### Data records
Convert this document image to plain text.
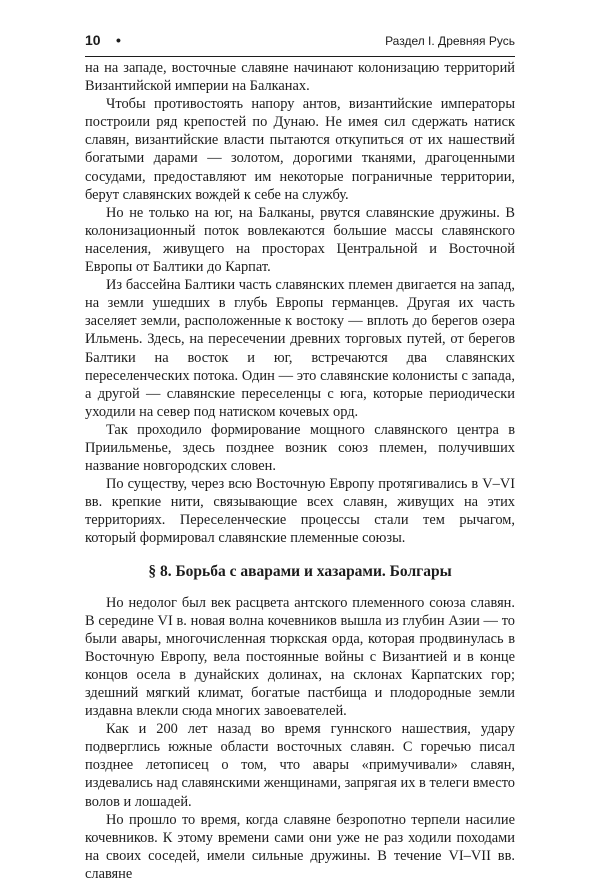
10 •	Раздел I. Древняя Русь

на на западе, восточные славяне начинают колонизацию территорий Византийской империи на Балканах.

Чтобы противостоять напору антов, византийские императоры построили ряд крепостей по Дунаю. Не имея сил сдержать натиск славян, византийские власти пытаются откупиться от их нашествий богатыми дарами — золотом, дорогими тканями, драгоценными сосудами, предоставляют им некоторые пограничные территории, берут славянских вождей к себе на службу.

Но не только на юг, на Балканы, рвутся славянские дружины. В колонизационный поток вовлекаются большие массы славянского населения, живущего на просторах Центральной и Восточной Европы от Балтики до Карпат.

Из бассейна Балтики часть славянских племен двигается на запад, на земли ушедших в глубь Европы германцев. Другая их часть заселяет земли, расположенные к востоку — вплоть до берегов озера Ильмень. Здесь, на пересечении древних торговых путей, от берегов Балтики на восток и юг, встречаются два славянских переселенческих потока. Один — это славянские колонисты с запада, а другой — славянские переселенцы с юга, которые периодически уходили на север под натиском кочевых орд.

Так проходило формирование мощного славянского центра в Приильменье, здесь позднее возник союз племен, получивших название новгородских словен.

По существу, через всю Восточную Европу протягивались в V–VI вв. крепкие нити, связывающие всех славян, живущих на этих территориях. Переселенческие процессы стали тем рычагом, который формировал славянские племенные союзы.

§ 8. Борьба с аварами и хазарами. Болгары

Но недолог был век расцвета антского племенного союза славян. В середине VI в. новая волна кочевников вышла из глубин Азии — то были авары, многочисленная тюркская орда, которая продвинулась в Восточную Европу, вела постоянные войны с Византией и в конце концов осела в дунайских долинах, на склонах Карпатских гор; здешний мягкий климат, богатые пастбища и плодородные земли издавна влекли сюда многих завоевателей.

Как и 200 лет назад во время гуннского нашествия, удару подверглись южные области восточных славян. С горечью писал позднее летописец о том, что авары «примучивали» славян, издевались над славянскими женщинами, запрягая их в телеги вместо волов и лошадей.

Но прошло то время, когда славяне безропотно терпели насилие кочевников. К этому времени сами они уже не раз ходили походами на своих соседей, имели сильные дружины. В течение VI–VII вв. славяне
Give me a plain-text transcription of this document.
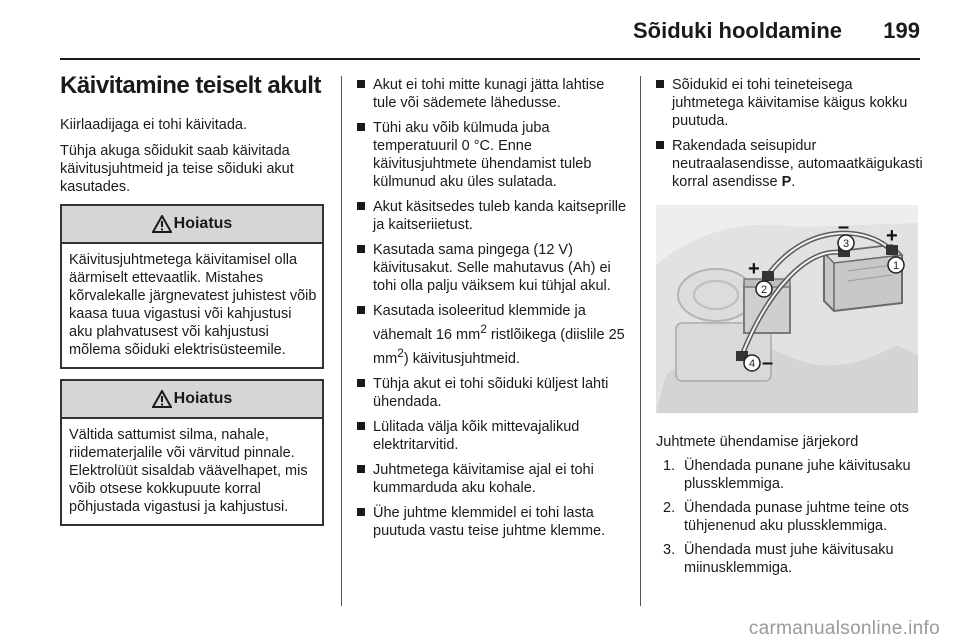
Sõiduki hooldamine 199
Käivitamine teiselt akult

Kiirlaadijaga ei tohi käivitada.

Tühja akuga sõidukit saab käivitada käivitusjuhtmeid ja teise sõiduki akut kasutades.

Hoiatus
Käivitusjuhtmetega käivitamisel olla äärmiselt ettevaatlik. Mistahes kõrvalekalle järgnevatest juhistest võib kaasa tuua vigastusi või kahjustusi aku plahvatusest või kahjustusi mõlema sõiduki elektrisüsteemile.
Hoiatus
Vältida sattumist silma, nahale, riidematerjalile või värvitud pinnale. Elektrolüüt sisaldab väävelhapet, mis võib otsese kokkupuute korral põhjustada vigastusi ja kahjustusi.
Akut ei tohi mitte kunagi jätta lahtise tule või sädemete lähedusse.
Tühi aku võib külmuda juba temperatuuril 0 °C. Enne käivitusjuhtmete ühendamist tuleb külmunud aku üles sulatada.
Akut käsitsedes tuleb kanda kaitseprille ja kaitseriietust.
Kasutada sama pingega (12 V) käivitusakut. Selle mahutavus (Ah) ei tohi olla palju väiksem kui tühjal akul.
Kasutada isoleeritud klemmide ja vähemalt 16 $mm^2$ ristlõikega (diislile 25 $mm^2$) käivitusjuhtmeid.
Tühja akut ei tohi sõiduki küljest lahti ühendada.
Lülitada välja kõik mittevajalikud elektritarvitid.
Juhtmetega käivitamise ajal ei tohi kummarduda aku kohale.
Ühe juhtme klemmidel ei tohi lasta puutuda vastu teise juhtme klemme.
Sõidukid ei tohi teineteisega juhtmetega käivitamise käigus kokku puutuda.
Rakendada seisupidur neutraalasendisse, automaatkäigukasti korral asendisse P.
1
2
3
4
+
–
+
–
Juhtmete ühendamise järjekord
1. Ühendada punane juhe käivitusaku plussklemmiga.
2. Ühendada punase juhtme teine ots tühjenenud aku plussklemmiga.
3. Ühendada must juhe käivitusaku miinusklemmiga.
carmanualsonline.info
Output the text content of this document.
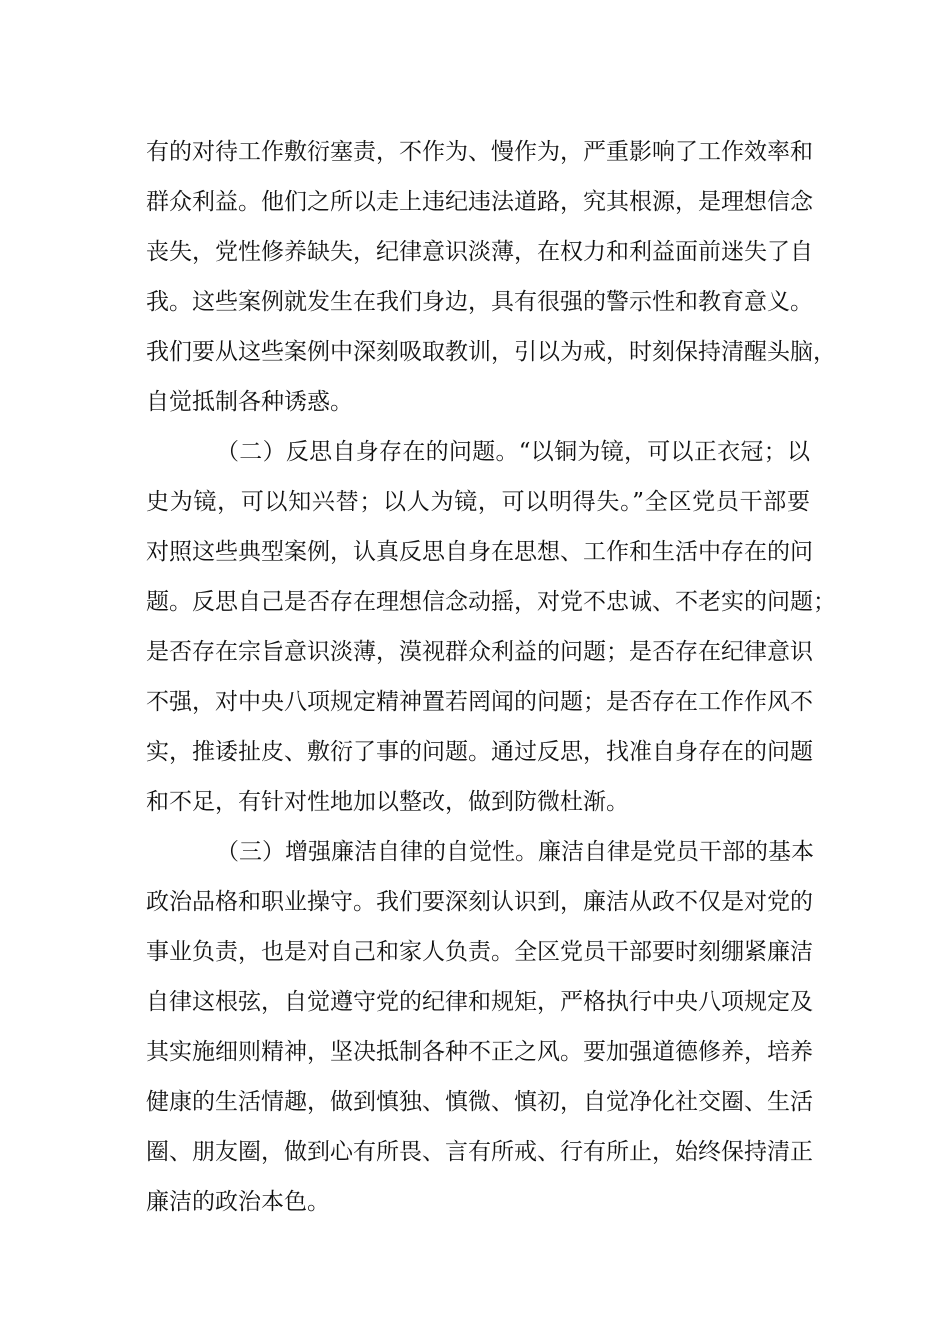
有的对待工作敷衍塞责，不作为、慢作为，严重影响了工作效率和
群众利益。他们之所以走上违纪违法道路，究其根源，是理想信念
丧失，党性修养缺失，纪律意识淡薄，在权力和利益面前迷失了自
我。这些案例就发生在我们身边，具有很强的警示性和教育意义。
我们要从这些案例中深刻吸取教训，引以为戒，时刻保持清醒头脑，
自觉抵制各种诱惑。
（二）反思自身存在的问题。“以铜为镜，可以正衣冠；以
史为镜，可以知兴替；以人为镜，可以明得失。”全区党员干部要
对照这些典型案例，认真反思自身在思想、工作和生活中存在的问
题。反思自己是否存在理想信念动摇，对党不忠诚、不老实的问题；
是否存在宗旨意识淡薄，漠视群众利益的问题；是否存在纪律意识
不强，对中央八项规定精神置若罔闻的问题；是否存在工作作风不
实，推诿扯皮、敷衍了事的问题。通过反思，找准自身存在的问题
和不足，有针对性地加以整改，做到防微杜渐。
（三）增强廉洁自律的自觉性。廉洁自律是党员干部的基本
政治品格和职业操守。我们要深刻认识到，廉洁从政不仅是对党的
事业负责，也是对自己和家人负责。全区党员干部要时刻绷紧廉洁
自律这根弦，自觉遵守党的纪律和规矩，严格执行中央八项规定及
其实施细则精神，坚决抵制各种不正之风。要加强道德修养，培养
健康的生活情趣，做到慎独、慎微、慎初，自觉净化社交圈、生活
圈、朋友圈，做到心有所畏、言有所戒、行有所止，始终保持清正
廉洁的政治本色。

### What the exercise asks
Gather all lines where the word "document" appears.

### Finished answer
Convert this document image to plain text.
Give me a plain-text transcription of this document.
Output the text content of this document.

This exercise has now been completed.